■ EXERCISE REQUIREMENTS:
In the data, extract each line that holds the string "Signal".

Rows from a dataset
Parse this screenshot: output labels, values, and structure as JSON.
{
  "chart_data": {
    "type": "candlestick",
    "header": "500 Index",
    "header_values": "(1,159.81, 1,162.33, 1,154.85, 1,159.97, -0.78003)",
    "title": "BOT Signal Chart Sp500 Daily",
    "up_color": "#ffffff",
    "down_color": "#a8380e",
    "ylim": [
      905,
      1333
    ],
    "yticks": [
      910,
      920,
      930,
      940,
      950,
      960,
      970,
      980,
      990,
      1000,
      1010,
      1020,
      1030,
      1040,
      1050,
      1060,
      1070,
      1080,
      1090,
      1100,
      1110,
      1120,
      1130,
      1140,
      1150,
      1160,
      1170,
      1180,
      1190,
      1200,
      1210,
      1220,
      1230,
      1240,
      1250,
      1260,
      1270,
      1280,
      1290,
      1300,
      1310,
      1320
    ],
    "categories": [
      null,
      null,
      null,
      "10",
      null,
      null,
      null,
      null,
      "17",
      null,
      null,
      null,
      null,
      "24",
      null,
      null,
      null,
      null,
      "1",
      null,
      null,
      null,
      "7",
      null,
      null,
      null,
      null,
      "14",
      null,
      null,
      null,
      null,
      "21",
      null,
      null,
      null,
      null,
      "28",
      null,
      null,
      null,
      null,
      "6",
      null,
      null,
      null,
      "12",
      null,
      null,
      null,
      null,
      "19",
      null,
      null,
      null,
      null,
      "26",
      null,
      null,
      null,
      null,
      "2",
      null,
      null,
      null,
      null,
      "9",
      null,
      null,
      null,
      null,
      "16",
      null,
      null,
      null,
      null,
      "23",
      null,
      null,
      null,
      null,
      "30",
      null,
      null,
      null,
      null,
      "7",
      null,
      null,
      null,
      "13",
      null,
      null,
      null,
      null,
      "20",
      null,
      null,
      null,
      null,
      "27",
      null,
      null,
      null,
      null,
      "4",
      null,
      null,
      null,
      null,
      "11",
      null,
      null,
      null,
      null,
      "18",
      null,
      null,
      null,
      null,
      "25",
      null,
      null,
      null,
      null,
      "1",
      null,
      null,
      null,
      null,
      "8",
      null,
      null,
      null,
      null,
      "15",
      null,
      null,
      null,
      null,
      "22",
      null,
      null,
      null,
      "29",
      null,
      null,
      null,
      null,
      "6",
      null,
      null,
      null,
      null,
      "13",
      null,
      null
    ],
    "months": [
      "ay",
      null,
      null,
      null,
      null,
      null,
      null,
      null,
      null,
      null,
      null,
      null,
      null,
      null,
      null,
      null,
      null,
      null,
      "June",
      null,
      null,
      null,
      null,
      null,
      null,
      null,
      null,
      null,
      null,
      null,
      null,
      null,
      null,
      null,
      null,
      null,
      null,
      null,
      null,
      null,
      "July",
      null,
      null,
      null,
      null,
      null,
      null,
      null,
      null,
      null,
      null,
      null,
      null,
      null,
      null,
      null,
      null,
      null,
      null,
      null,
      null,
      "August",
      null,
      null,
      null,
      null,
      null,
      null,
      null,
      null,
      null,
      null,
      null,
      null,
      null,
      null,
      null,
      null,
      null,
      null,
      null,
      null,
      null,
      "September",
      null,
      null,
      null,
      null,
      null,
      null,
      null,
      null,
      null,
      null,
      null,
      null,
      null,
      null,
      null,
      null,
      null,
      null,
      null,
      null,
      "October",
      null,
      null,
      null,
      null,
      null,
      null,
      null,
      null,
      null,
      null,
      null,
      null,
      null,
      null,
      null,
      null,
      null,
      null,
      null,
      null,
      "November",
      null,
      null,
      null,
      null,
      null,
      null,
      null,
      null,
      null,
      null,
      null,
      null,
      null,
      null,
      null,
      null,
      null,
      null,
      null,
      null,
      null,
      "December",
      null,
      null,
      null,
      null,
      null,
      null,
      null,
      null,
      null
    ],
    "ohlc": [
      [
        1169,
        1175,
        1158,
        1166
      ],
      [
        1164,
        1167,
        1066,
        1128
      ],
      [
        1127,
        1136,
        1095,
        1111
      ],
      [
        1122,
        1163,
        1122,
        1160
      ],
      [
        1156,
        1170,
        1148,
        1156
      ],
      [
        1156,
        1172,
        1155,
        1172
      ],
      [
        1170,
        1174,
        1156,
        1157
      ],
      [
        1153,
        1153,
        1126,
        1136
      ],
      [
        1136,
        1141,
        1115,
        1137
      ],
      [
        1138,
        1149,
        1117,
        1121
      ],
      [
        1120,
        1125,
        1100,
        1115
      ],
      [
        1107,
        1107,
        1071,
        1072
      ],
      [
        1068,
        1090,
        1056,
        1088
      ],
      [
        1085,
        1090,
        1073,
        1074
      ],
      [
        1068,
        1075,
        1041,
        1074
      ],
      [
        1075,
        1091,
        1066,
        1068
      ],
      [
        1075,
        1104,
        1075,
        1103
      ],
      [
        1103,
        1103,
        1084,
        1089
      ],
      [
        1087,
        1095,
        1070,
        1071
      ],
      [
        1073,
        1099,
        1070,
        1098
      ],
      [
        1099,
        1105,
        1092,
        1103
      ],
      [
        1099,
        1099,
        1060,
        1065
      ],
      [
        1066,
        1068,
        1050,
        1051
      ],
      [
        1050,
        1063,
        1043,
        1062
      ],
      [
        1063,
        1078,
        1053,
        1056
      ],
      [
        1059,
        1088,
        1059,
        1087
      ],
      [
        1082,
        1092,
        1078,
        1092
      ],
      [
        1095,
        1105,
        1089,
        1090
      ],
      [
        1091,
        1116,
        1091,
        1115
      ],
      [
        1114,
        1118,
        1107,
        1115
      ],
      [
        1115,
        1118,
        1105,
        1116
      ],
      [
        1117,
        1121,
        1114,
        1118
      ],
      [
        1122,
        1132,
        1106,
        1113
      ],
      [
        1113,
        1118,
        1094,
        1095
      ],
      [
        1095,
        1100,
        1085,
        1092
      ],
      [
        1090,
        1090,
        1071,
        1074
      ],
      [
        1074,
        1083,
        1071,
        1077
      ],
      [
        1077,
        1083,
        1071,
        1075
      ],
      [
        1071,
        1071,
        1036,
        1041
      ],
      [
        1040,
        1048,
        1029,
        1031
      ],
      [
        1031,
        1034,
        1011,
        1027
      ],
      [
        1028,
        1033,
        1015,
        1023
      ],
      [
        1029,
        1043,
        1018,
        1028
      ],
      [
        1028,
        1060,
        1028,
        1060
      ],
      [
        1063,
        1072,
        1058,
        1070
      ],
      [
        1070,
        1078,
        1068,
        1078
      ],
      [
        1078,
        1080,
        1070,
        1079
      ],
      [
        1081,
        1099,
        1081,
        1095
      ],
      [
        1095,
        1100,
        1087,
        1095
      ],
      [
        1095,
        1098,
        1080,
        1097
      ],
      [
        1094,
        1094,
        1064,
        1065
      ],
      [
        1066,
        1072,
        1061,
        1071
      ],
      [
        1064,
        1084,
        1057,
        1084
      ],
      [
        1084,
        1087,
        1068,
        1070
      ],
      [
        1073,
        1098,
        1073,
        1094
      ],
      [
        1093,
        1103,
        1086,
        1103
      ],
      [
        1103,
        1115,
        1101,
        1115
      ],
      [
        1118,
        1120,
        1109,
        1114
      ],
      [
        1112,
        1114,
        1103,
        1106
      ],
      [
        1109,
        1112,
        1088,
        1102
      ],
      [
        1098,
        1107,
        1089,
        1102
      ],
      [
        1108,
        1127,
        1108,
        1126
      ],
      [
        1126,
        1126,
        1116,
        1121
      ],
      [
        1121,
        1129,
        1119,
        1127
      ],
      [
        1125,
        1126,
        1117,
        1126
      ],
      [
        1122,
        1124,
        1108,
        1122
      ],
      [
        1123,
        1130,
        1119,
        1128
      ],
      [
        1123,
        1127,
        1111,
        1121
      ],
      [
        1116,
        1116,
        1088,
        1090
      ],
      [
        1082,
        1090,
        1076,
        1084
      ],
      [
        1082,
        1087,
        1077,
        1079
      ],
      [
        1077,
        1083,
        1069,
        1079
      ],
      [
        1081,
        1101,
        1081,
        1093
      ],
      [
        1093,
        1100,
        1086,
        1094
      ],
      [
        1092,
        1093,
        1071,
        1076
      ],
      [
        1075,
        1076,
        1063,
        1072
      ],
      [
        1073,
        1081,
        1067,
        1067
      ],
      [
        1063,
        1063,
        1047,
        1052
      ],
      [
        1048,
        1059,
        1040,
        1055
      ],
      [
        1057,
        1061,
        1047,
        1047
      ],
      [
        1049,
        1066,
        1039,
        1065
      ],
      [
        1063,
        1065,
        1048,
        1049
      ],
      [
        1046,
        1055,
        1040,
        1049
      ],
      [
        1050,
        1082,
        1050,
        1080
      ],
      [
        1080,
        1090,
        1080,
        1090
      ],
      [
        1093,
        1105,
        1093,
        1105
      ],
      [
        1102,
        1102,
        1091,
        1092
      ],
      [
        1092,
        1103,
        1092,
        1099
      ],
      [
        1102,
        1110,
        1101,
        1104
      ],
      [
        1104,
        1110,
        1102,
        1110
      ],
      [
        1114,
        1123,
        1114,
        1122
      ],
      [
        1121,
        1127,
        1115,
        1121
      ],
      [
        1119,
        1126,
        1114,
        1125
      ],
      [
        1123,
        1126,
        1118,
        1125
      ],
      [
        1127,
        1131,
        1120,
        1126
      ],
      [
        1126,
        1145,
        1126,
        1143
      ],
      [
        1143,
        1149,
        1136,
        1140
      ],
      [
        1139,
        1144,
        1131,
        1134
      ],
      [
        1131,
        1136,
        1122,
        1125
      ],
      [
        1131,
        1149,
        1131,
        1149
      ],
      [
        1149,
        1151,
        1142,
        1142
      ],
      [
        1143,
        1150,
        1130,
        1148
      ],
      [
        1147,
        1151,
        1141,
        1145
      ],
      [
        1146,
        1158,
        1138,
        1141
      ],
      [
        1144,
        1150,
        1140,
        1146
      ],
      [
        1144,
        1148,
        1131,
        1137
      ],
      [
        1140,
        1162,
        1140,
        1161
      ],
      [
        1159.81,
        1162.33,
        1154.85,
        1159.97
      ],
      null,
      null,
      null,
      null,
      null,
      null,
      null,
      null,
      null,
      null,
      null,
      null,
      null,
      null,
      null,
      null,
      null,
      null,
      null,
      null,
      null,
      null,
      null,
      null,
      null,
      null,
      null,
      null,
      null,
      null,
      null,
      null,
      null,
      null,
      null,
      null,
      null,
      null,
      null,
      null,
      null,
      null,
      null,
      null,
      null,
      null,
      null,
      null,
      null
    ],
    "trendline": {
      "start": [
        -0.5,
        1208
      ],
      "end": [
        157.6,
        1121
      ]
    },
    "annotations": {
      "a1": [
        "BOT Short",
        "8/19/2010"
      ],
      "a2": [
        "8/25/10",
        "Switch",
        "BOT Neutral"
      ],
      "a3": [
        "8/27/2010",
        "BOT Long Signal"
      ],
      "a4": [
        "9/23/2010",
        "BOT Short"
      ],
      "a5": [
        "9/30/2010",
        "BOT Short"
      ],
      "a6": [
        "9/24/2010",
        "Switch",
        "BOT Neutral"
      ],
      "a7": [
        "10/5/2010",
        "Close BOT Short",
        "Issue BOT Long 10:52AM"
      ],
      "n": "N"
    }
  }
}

■ ANSWER TO THE EXERCISE:
    "title": "BOT Signal Chart Sp500 Daily",
        "BOT Long Signal"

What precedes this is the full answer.